- _Brief_
Return the records in full, exactly as given.

- _Data entries_
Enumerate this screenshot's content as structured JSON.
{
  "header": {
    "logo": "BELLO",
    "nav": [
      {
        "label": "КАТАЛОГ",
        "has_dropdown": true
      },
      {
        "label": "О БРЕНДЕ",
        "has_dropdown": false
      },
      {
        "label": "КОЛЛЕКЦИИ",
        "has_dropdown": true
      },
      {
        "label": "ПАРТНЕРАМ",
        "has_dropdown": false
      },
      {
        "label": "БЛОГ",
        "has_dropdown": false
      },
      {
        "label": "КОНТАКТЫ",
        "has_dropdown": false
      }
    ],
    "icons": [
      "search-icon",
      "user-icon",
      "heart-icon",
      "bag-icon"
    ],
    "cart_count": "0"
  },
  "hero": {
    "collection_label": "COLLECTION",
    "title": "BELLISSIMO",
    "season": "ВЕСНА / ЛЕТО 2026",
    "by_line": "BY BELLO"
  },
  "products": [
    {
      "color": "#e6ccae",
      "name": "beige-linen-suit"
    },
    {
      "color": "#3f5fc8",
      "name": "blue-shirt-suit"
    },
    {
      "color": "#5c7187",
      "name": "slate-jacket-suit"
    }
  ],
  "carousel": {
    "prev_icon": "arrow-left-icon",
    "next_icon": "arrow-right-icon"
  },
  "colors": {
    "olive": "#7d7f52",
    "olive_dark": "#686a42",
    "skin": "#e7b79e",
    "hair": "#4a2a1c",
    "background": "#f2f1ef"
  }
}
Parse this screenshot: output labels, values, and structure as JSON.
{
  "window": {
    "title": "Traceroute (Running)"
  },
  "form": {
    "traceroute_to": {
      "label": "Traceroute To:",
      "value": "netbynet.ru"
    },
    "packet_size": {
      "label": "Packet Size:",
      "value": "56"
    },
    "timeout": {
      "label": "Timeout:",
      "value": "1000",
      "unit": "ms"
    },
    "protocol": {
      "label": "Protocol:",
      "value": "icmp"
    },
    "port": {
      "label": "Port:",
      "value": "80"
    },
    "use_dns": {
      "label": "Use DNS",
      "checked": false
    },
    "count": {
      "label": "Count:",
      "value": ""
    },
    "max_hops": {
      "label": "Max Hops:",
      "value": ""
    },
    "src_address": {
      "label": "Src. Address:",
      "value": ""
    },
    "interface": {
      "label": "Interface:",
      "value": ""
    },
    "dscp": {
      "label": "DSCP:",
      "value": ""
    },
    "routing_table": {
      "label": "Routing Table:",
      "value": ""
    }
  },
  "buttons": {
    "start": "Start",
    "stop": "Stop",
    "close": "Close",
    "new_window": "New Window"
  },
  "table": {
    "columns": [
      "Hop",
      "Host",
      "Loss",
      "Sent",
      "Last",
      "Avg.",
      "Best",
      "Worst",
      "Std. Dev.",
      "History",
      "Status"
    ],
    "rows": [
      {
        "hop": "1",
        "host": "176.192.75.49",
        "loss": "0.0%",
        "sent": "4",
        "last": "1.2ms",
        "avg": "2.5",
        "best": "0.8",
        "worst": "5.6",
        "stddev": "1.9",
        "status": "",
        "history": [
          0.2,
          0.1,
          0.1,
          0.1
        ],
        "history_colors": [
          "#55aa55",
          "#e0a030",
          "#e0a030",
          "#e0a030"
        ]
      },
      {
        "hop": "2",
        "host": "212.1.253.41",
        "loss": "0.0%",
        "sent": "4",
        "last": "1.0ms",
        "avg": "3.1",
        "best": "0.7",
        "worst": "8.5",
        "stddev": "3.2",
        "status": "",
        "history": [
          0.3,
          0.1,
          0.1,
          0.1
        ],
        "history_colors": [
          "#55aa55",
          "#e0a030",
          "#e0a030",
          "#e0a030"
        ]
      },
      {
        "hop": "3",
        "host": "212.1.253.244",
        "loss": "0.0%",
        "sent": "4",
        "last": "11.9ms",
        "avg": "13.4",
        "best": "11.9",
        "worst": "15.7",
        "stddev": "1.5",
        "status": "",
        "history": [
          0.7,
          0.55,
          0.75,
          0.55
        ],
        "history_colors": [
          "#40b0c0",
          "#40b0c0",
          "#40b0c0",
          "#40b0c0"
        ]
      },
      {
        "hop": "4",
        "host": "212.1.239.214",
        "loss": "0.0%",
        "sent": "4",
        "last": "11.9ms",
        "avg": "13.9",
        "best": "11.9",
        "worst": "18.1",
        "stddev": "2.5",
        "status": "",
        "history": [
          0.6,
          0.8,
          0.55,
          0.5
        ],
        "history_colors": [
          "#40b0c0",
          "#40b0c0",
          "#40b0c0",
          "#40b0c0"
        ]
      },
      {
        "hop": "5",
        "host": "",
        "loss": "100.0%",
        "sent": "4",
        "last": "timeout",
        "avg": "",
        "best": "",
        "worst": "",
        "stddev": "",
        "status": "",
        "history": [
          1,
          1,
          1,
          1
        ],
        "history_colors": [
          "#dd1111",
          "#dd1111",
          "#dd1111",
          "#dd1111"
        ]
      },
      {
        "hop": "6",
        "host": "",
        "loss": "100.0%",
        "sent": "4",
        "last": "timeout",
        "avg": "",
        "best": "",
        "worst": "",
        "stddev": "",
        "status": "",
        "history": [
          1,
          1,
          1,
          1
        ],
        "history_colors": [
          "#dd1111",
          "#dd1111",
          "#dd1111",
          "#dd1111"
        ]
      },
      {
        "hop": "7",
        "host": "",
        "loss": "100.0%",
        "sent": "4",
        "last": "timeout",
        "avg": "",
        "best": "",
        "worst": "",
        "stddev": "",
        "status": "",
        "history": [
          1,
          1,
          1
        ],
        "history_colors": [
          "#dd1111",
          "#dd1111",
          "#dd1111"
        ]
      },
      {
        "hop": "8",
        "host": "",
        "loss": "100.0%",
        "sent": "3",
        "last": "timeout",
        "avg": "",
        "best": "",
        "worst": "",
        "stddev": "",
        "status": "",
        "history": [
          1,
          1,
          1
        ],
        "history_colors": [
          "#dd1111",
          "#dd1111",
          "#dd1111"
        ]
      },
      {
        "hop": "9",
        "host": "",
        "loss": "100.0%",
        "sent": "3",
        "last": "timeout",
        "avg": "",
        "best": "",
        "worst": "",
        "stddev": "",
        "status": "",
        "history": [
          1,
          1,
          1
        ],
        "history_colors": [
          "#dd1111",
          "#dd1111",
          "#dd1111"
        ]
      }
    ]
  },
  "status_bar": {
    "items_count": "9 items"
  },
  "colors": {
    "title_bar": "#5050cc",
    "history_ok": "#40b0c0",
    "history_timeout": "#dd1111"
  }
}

- _Answer to the exercise_
Enumerate this screenshot's content as structured JSON.
{
  "header": {
    "logo": "BELLO",
    "nav": [
      {
        "label": "КАТАЛОГ",
        "has_dropdown": true
      },
      {
        "label": "О БРЕНДЕ",
        "has_dropdown": false
      },
      {
        "label": "КОЛЛЕКЦИИ",
        "has_dropdown": true
      },
      {
        "label": "ПАРТНЕРАМ",
        "has_dropdown": false
      },
      {
        "label": "БЛОГ",
        "has_dropdown": false
      },
      {
        "label": "КОНТАКТЫ",
        "has_dropdown": false
      }
    ],
    "icons": [
      "search-icon",
      "user-icon",
      "heart-icon",
      "bag-icon"
    ],
    "cart_count": "0"
  },
  "hero": {
    "collection_label": "COLLECTION",
    "title": "BELLISSIMO",
    "season": "ВЕСНА / ЛЕТО 2026",
    "by_line": "BY BELLO"
  },
  "products": [
    {
      "color": "#e6ccae",
      "name": "beige-linen-suit"
    },
    {
      "color": "#3f5fc8",
      "name": "blue-shirt-suit"
    },
    {
      "color": "#5c7187",
      "name": "slate-jacket-suit"
    }
  ],
  "carousel": {
    "prev_icon": "arrow-left-icon",
    "next_icon": "arrow-right-icon"
  },
  "colors": {
    "olive": "#7d7f52",
    "olive_dark": "#686a42",
    "skin": "#e7b79e",
    "hair": "#4a2a1c",
    "background": "#f2f1ef"
  }
}
Parse this screenshot: output labels, values, and structure as JSON.
{
  "window": {
    "title": "Traceroute (Running)"
  },
  "form": {
    "traceroute_to": {
      "label": "Traceroute To:",
      "value": "netbynet.ru"
    },
    "packet_size": {
      "label": "Packet Size:",
      "value": "56"
    },
    "timeout": {
      "label": "Timeout:",
      "value": "1000",
      "unit": "ms"
    },
    "protocol": {
      "label": "Protocol:",
      "value": "icmp"
    },
    "port": {
      "label": "Port:",
      "value": "80"
    },
    "use_dns": {
      "label": "Use DNS",
      "checked": false
    },
    "count": {
      "label": "Count:",
      "value": ""
    },
    "max_hops": {
      "label": "Max Hops:",
      "value": ""
    },
    "src_address": {
      "label": "Src. Address:",
      "value": ""
    },
    "interface": {
      "label": "Interface:",
      "value": ""
    },
    "dscp": {
      "label": "DSCP:",
      "value": ""
    },
    "routing_table": {
      "label": "Routing Table:",
      "value": ""
    }
  },
  "buttons": {
    "start": "Start",
    "stop": "Stop",
    "close": "Close",
    "new_window": "New Window"
  },
  "table": {
    "columns": [
      "Hop",
      "Host",
      "Loss",
      "Sent",
      "Last",
      "Avg.",
      "Best",
      "Worst",
      "Std. Dev.",
      "History",
      "Status"
    ],
    "rows": [
      {
        "hop": "1",
        "host": "176.192.75.49",
        "loss": "0.0%",
        "sent": "4",
        "last": "1.2ms",
        "avg": "2.5",
        "best": "0.8",
        "worst": "5.6",
        "stddev": "1.9",
        "status": "",
        "history": [
          0.2,
          0.1,
          0.1,
          0.1
        ],
        "history_colors": [
          "#55aa55",
          "#e0a030",
          "#e0a030",
          "#e0a030"
        ]
      },
      {
        "hop": "2",
        "host": "212.1.253.41",
        "loss": "0.0%",
        "sent": "4",
        "last": "1.0ms",
        "avg": "3.1",
        "best": "0.7",
        "worst": "8.5",
        "stddev": "3.2",
        "status": "",
        "history": [
          0.3,
          0.1,
          0.1,
          0.1
        ],
        "history_colors": [
          "#55aa55",
          "#e0a030",
          "#e0a030",
          "#e0a030"
        ]
      },
      {
        "hop": "3",
        "host": "212.1.253.244",
        "loss": "0.0%",
        "sent": "4",
        "last": "11.9ms",
        "avg": "13.4",
        "best": "11.9",
        "worst": "15.7",
        "stddev": "1.5",
        "status": "",
        "history": [
          0.7,
          0.55,
          0.75,
          0.55
        ],
        "history_colors": [
          "#40b0c0",
          "#40b0c0",
          "#40b0c0",
          "#40b0c0"
        ]
      },
      {
        "hop": "4",
        "host": "212.1.239.214",
        "loss": "0.0%",
        "sent": "4",
        "last": "11.9ms",
        "avg": "13.9",
        "best": "11.9",
        "worst": "18.1",
        "stddev": "2.5",
        "status": "",
        "history": [
          0.6,
          0.8,
          0.55,
          0.5
        ],
        "history_colors": [
          "#40b0c0",
          "#40b0c0",
          "#40b0c0",
          "#40b0c0"
        ]
      },
      {
        "hop": "5",
        "host": "",
        "loss": "100.0%",
        "sent": "4",
        "last": "timeout",
        "avg": "",
        "best": "",
        "worst": "",
        "stddev": "",
        "status": "",
        "history": [
          1,
          1,
          1,
          1
        ],
        "history_colors": [
          "#dd1111",
          "#dd1111",
          "#dd1111",
          "#dd1111"
        ]
      },
      {
        "hop": "6",
        "host": "",
        "loss": "100.0%",
        "sent": "4",
        "last": "timeout",
        "avg": "",
        "best": "",
        "worst": "",
        "stddev": "",
        "status": "",
        "history": [
          1,
          1,
          1,
          1
        ],
        "history_colors": [
          "#dd1111",
          "#dd1111",
          "#dd1111",
          "#dd1111"
        ]
      },
      {
        "hop": "7",
        "host": "",
        "loss": "100.0%",
        "sent": "4",
        "last": "timeout",
        "avg": "",
        "best": "",
        "worst": "",
        "stddev": "",
        "status": "",
        "history": [
          1,
          1,
          1
        ],
        "history_colors": [
          "#dd1111",
          "#dd1111",
          "#dd1111"
        ]
      },
      {
        "hop": "8",
        "host": "",
        "loss": "100.0%",
        "sent": "3",
        "last": "timeout",
        "avg": "",
        "best": "",
        "worst": "",
        "stddev": "",
        "status": "",
        "history": [
          1,
          1,
          1
        ],
        "history_colors": [
          "#dd1111",
          "#dd1111",
          "#dd1111"
        ]
      },
      {
        "hop": "9",
        "host": "",
        "loss": "100.0%",
        "sent": "3",
        "last": "timeout",
        "avg": "",
        "best": "",
        "worst": "",
        "stddev": "",
        "status": "",
        "history": [
          1,
          1,
          1
        ],
        "history_colors": [
          "#dd1111",
          "#dd1111",
          "#dd1111"
        ]
      }
    ]
  },
  "status_bar": {
    "items_count": "9 items"
  },
  "colors": {
    "title_bar": "#5050cc",
    "history_ok": "#40b0c0",
    "history_timeout": "#dd1111"
  }
}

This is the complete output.